- Input for this task
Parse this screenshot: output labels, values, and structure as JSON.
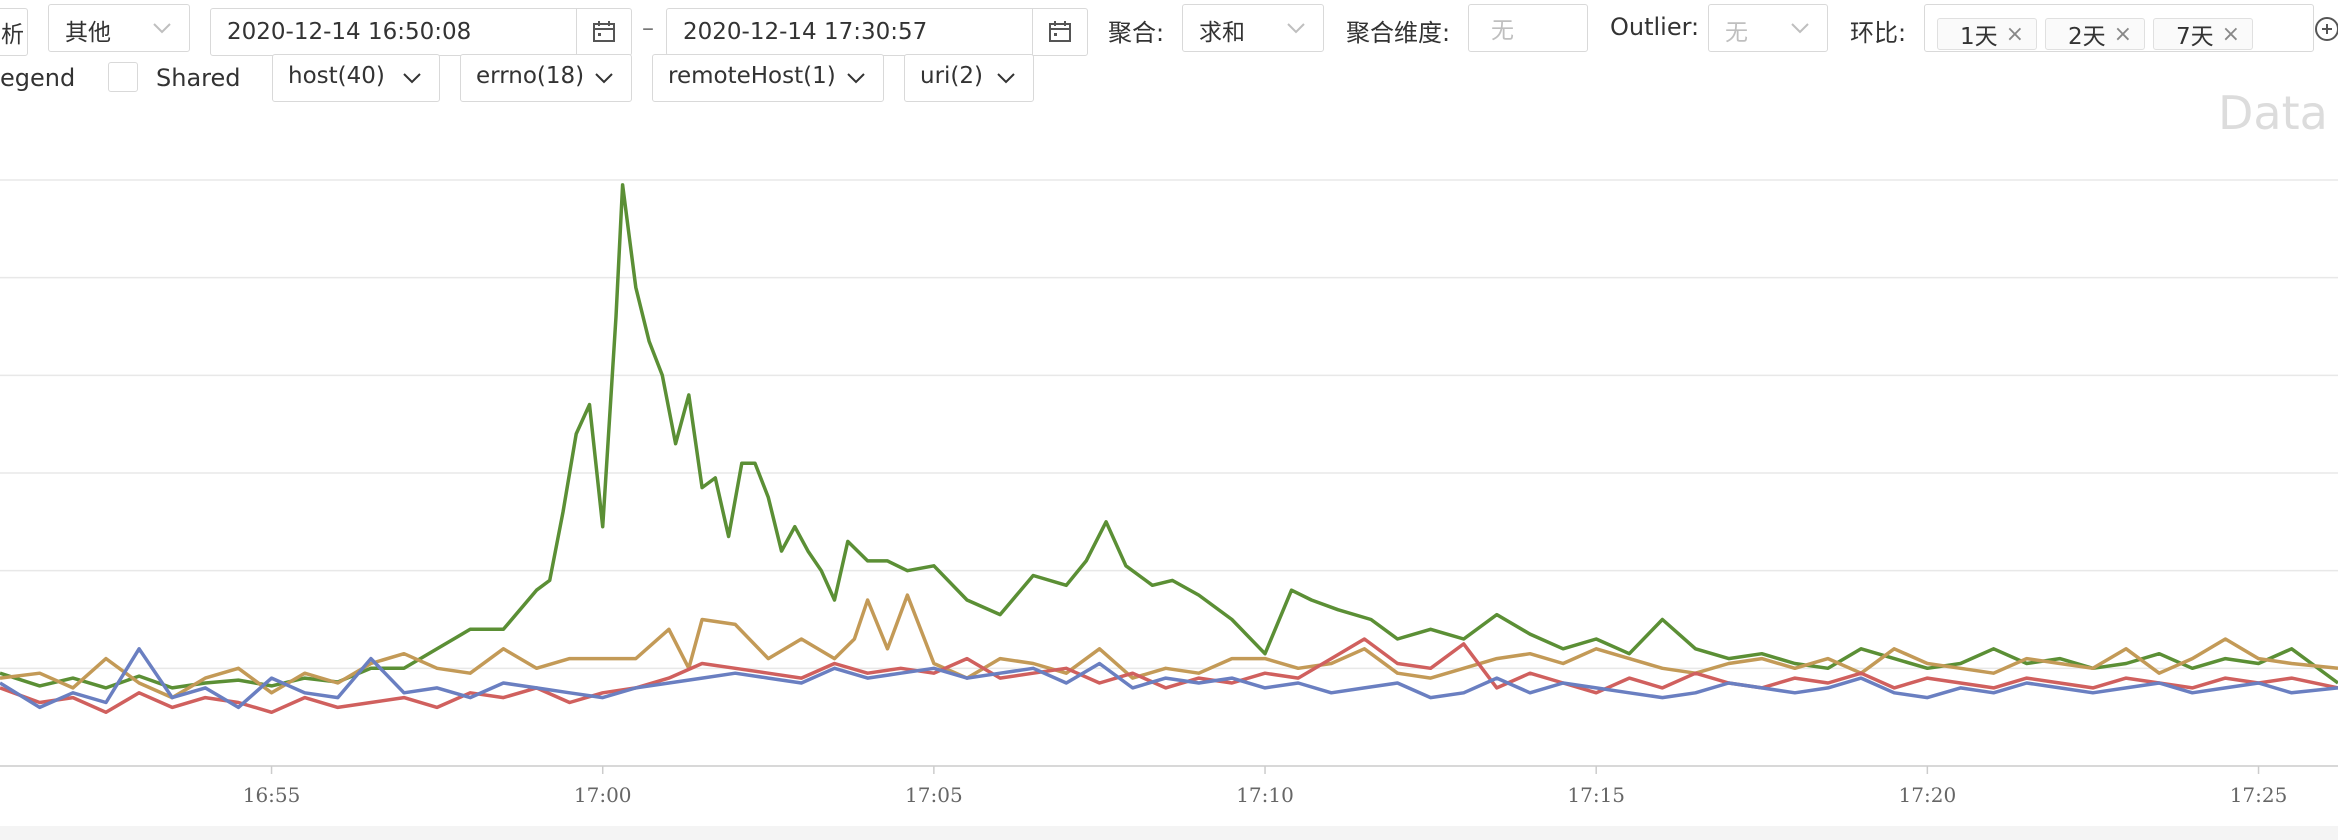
{
  "toolbar": {
    "partial_left_label": "析",
    "category_select": "其他",
    "start_time": "2020-12-14 16:50:08",
    "range_separator": "–",
    "end_time": "2020-12-14 17:30:57",
    "aggregate_label": "聚合:",
    "aggregate_value": "求和",
    "aggregate_dim_label": "聚合维度:",
    "aggregate_dim_placeholder": "无",
    "outlier_label": "Outlier:",
    "outlier_placeholder": "无",
    "compare_label": "环比:",
    "compare_tags": [
      "1天",
      "2天",
      "7天"
    ]
  },
  "row2": {
    "legend_label": "egend",
    "shared_label": "Shared",
    "filters": [
      "host(40)",
      "errno(18)",
      "remoteHost(1)",
      "uri(2)"
    ]
  },
  "chart_watermark": "Data",
  "chart_data": {
    "type": "line",
    "x_tick_labels": [
      "16:55",
      "17:00",
      "17:05",
      "17:10",
      "17:15",
      "17:20",
      "17:25"
    ],
    "x_tick_minutes": [
      -5,
      0,
      5,
      10,
      15,
      20,
      25
    ],
    "x_range_minutes": [
      -9.1,
      26.2
    ],
    "y_range": [
      0,
      6
    ],
    "gridlines": 6,
    "series": [
      {
        "color": "#5b8f35",
        "x": [
          -9.1,
          -8.5,
          -8,
          -7.5,
          -7,
          -6.5,
          -6,
          -5.5,
          -5,
          -4.5,
          -4,
          -3.5,
          -3,
          -2.5,
          -2,
          -1.5,
          -1,
          -0.8,
          -0.6,
          -0.4,
          -0.2,
          0,
          0.2,
          0.3,
          0.5,
          0.7,
          0.9,
          1.1,
          1.3,
          1.5,
          1.7,
          1.9,
          2.1,
          2.3,
          2.5,
          2.7,
          2.9,
          3.1,
          3.3,
          3.5,
          3.7,
          4,
          4.3,
          4.6,
          5,
          5.5,
          6,
          6.5,
          7,
          7.3,
          7.6,
          7.9,
          8.3,
          8.6,
          9,
          9.5,
          10,
          10.4,
          10.7,
          11.1,
          11.6,
          12,
          12.5,
          13,
          13.5,
          14,
          14.5,
          15,
          15.5,
          16,
          16.5,
          17,
          17.5,
          18,
          18.5,
          19,
          19.5,
          20,
          20.5,
          21,
          21.5,
          22,
          22.5,
          23,
          23.5,
          24,
          24.5,
          25,
          25.5,
          26.2
        ],
        "y": [
          0.95,
          0.82,
          0.9,
          0.8,
          0.92,
          0.8,
          0.85,
          0.88,
          0.82,
          0.9,
          0.86,
          1.0,
          1.0,
          1.2,
          1.4,
          1.4,
          1.8,
          1.9,
          2.6,
          3.4,
          3.7,
          2.45,
          4.6,
          5.95,
          4.9,
          4.35,
          4.0,
          3.3,
          3.8,
          2.85,
          2.95,
          2.35,
          3.1,
          3.1,
          2.75,
          2.2,
          2.45,
          2.2,
          2.0,
          1.7,
          2.3,
          2.1,
          2.1,
          2.0,
          2.05,
          1.7,
          1.55,
          1.95,
          1.85,
          2.1,
          2.5,
          2.05,
          1.85,
          1.9,
          1.75,
          1.5,
          1.15,
          1.8,
          1.7,
          1.6,
          1.5,
          1.3,
          1.4,
          1.3,
          1.55,
          1.35,
          1.2,
          1.3,
          1.15,
          1.5,
          1.2,
          1.1,
          1.15,
          1.05,
          1.0,
          1.2,
          1.1,
          1.0,
          1.05,
          1.2,
          1.05,
          1.1,
          1.0,
          1.05,
          1.15,
          1.0,
          1.1,
          1.05,
          1.2,
          0.85
        ]
      },
      {
        "color": "#c39a57",
        "x": [
          -9.1,
          -8.5,
          -8,
          -7.5,
          -7,
          -6.5,
          -6,
          -5.5,
          -5,
          -4.5,
          -4,
          -3.5,
          -3,
          -2.5,
          -2,
          -1.5,
          -1,
          -0.5,
          0,
          0.5,
          1,
          1.3,
          1.5,
          2,
          2.5,
          3,
          3.5,
          3.8,
          4,
          4.3,
          4.6,
          5,
          5.5,
          6,
          6.5,
          7,
          7.5,
          8,
          8.5,
          9,
          9.5,
          10,
          10.5,
          11,
          11.5,
          12,
          12.5,
          13,
          13.5,
          14,
          14.5,
          15,
          15.5,
          16,
          16.5,
          17,
          17.5,
          18,
          18.5,
          19,
          19.5,
          20,
          20.5,
          21,
          21.5,
          22,
          22.5,
          23,
          23.5,
          24,
          24.5,
          25,
          25.5,
          26.2
        ],
        "y": [
          0.9,
          0.95,
          0.8,
          1.1,
          0.85,
          0.7,
          0.9,
          1.0,
          0.75,
          0.95,
          0.85,
          1.05,
          1.15,
          1.0,
          0.95,
          1.2,
          1.0,
          1.1,
          1.1,
          1.1,
          1.4,
          1.0,
          1.5,
          1.45,
          1.1,
          1.3,
          1.1,
          1.3,
          1.7,
          1.2,
          1.75,
          1.05,
          0.9,
          1.1,
          1.05,
          0.95,
          1.2,
          0.9,
          1.0,
          0.95,
          1.1,
          1.1,
          1.0,
          1.05,
          1.2,
          0.95,
          0.9,
          1.0,
          1.1,
          1.15,
          1.05,
          1.2,
          1.1,
          1.0,
          0.95,
          1.05,
          1.1,
          1.0,
          1.1,
          0.95,
          1.2,
          1.05,
          1.0,
          0.95,
          1.1,
          1.05,
          1.0,
          1.2,
          0.95,
          1.1,
          1.3,
          1.1,
          1.05,
          1.0
        ]
      },
      {
        "color": "#d0605e",
        "x": [
          -9.1,
          -8.5,
          -8,
          -7.5,
          -7,
          -6.5,
          -6,
          -5.5,
          -5,
          -4.5,
          -4,
          -3.5,
          -3,
          -2.5,
          -2,
          -1.5,
          -1,
          -0.5,
          0,
          0.5,
          1,
          1.5,
          2,
          2.5,
          3,
          3.5,
          4,
          4.5,
          5,
          5.5,
          6,
          6.5,
          7,
          7.5,
          8,
          8.5,
          9,
          9.5,
          10,
          10.5,
          11,
          11.5,
          12,
          12.5,
          13,
          13.5,
          14,
          14.5,
          15,
          15.5,
          16,
          16.5,
          17,
          17.5,
          18,
          18.5,
          19,
          19.5,
          20,
          20.5,
          21,
          21.5,
          22,
          22.5,
          23,
          23.5,
          24,
          24.5,
          25,
          25.5,
          26.2
        ],
        "y": [
          0.8,
          0.65,
          0.7,
          0.55,
          0.75,
          0.6,
          0.7,
          0.65,
          0.55,
          0.7,
          0.6,
          0.65,
          0.7,
          0.6,
          0.75,
          0.7,
          0.8,
          0.65,
          0.75,
          0.8,
          0.9,
          1.05,
          1.0,
          0.95,
          0.9,
          1.05,
          0.95,
          1.0,
          0.95,
          1.1,
          0.9,
          0.95,
          1.0,
          0.85,
          0.95,
          0.8,
          0.9,
          0.85,
          0.95,
          0.9,
          1.1,
          1.3,
          1.05,
          1.0,
          1.25,
          0.8,
          0.95,
          0.85,
          0.75,
          0.9,
          0.8,
          0.95,
          0.85,
          0.8,
          0.9,
          0.85,
          0.95,
          0.8,
          0.9,
          0.85,
          0.8,
          0.9,
          0.85,
          0.8,
          0.9,
          0.85,
          0.8,
          0.9,
          0.85,
          0.9,
          0.8
        ]
      },
      {
        "color": "#6a7fc1",
        "x": [
          -9.1,
          -8.5,
          -8,
          -7.5,
          -7,
          -6.5,
          -6,
          -5.5,
          -5,
          -4.5,
          -4,
          -3.5,
          -3,
          -2.5,
          -2,
          -1.5,
          -1,
          -0.5,
          0,
          0.5,
          1,
          1.5,
          2,
          2.5,
          3,
          3.5,
          4,
          4.5,
          5,
          5.5,
          6,
          6.5,
          7,
          7.5,
          8,
          8.5,
          9,
          9.5,
          10,
          10.5,
          11,
          11.5,
          12,
          12.5,
          13,
          13.5,
          14,
          14.5,
          15,
          15.5,
          16,
          16.5,
          17,
          17.5,
          18,
          18.5,
          19,
          19.5,
          20,
          20.5,
          21,
          21.5,
          22,
          22.5,
          23,
          23.5,
          24,
          24.5,
          25,
          25.5,
          26.2
        ],
        "y": [
          0.85,
          0.6,
          0.75,
          0.65,
          1.2,
          0.7,
          0.8,
          0.6,
          0.9,
          0.75,
          0.7,
          1.1,
          0.75,
          0.8,
          0.7,
          0.85,
          0.8,
          0.75,
          0.7,
          0.8,
          0.85,
          0.9,
          0.95,
          0.9,
          0.85,
          1.0,
          0.9,
          0.95,
          1.0,
          0.9,
          0.95,
          1.0,
          0.85,
          1.05,
          0.8,
          0.9,
          0.85,
          0.9,
          0.8,
          0.85,
          0.75,
          0.8,
          0.85,
          0.7,
          0.75,
          0.9,
          0.75,
          0.85,
          0.8,
          0.75,
          0.7,
          0.75,
          0.85,
          0.8,
          0.75,
          0.8,
          0.9,
          0.75,
          0.7,
          0.8,
          0.75,
          0.85,
          0.8,
          0.75,
          0.8,
          0.85,
          0.75,
          0.8,
          0.85,
          0.75,
          0.8
        ]
      }
    ]
  }
}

- Written instruction
Report how many lines of the entries hold the word "color". Nothing else is needed.

- Exercise response
4